What lines of the data hold the string "this"? Pull each one out.

Record set:

-- begin --

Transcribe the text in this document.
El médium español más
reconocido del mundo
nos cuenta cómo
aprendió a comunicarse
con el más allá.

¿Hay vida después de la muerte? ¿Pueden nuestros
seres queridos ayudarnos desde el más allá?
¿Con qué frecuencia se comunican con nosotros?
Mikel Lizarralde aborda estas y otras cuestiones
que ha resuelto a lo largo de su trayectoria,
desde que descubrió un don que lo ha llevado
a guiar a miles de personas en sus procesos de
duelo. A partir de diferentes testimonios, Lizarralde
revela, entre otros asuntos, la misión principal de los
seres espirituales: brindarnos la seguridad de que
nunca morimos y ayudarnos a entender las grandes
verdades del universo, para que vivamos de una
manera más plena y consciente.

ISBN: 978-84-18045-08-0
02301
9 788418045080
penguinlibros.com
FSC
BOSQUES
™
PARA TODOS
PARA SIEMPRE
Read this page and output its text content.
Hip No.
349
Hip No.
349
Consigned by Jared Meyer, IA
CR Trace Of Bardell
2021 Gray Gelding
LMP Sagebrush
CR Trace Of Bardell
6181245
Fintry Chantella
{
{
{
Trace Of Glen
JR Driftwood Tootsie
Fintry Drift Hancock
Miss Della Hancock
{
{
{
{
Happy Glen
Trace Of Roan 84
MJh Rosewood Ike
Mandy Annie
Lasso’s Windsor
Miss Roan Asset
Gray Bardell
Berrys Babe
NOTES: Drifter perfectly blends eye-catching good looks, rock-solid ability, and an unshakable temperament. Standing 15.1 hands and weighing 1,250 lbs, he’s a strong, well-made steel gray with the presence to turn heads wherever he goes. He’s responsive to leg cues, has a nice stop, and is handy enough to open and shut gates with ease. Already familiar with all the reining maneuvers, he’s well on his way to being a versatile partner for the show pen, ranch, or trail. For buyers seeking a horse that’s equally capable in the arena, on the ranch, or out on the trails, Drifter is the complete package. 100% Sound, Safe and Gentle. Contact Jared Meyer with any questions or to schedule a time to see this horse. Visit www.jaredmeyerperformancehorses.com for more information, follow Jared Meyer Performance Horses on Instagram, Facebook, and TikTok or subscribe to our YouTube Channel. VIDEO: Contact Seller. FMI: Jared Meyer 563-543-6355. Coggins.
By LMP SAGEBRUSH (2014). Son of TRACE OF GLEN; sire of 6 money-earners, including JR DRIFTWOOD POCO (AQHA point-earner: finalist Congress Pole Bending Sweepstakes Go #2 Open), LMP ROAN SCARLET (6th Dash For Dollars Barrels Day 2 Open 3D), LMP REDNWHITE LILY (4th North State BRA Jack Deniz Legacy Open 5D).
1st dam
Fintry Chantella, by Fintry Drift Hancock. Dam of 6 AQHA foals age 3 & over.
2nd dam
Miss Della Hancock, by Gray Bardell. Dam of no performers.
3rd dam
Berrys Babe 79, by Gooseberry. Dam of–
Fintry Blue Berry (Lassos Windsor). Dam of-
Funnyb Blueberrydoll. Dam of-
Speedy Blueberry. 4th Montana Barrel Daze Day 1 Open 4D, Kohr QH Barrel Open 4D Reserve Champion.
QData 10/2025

-- end --

Result:
Transcribe the text in this document.
Read this page and output its text content.
NOTES: Drifter perfectly blends eye-catching good looks, rock-solid ability, and an unshakable temperament. Standing 15.1 hands and weighing 1,250 lbs, he’s a strong, well-made steel gray with the presence to turn heads wherever he goes. He’s responsive to leg cues, has a nice stop, and is handy enough to open and shut gates with ease. Already familiar with all the reining maneuvers, he’s well on his way to being a versatile partner for the show pen, ranch, or trail. For buyers seeking a horse that’s equally capable in the arena, on the ranch, or out on the trails, Drifter is the complete package. 100% Sound, Safe and Gentle. Contact Jared Meyer with any questions or to schedule a time to see this horse. Visit www.jaredmeyerperformancehorses.com for more information, follow Jared Meyer Performance Horses on Instagram, Facebook, and TikTok or subscribe to our YouTube Channel. VIDEO: Contact Seller. FMI: Jared Meyer 563-543-6355. Coggins.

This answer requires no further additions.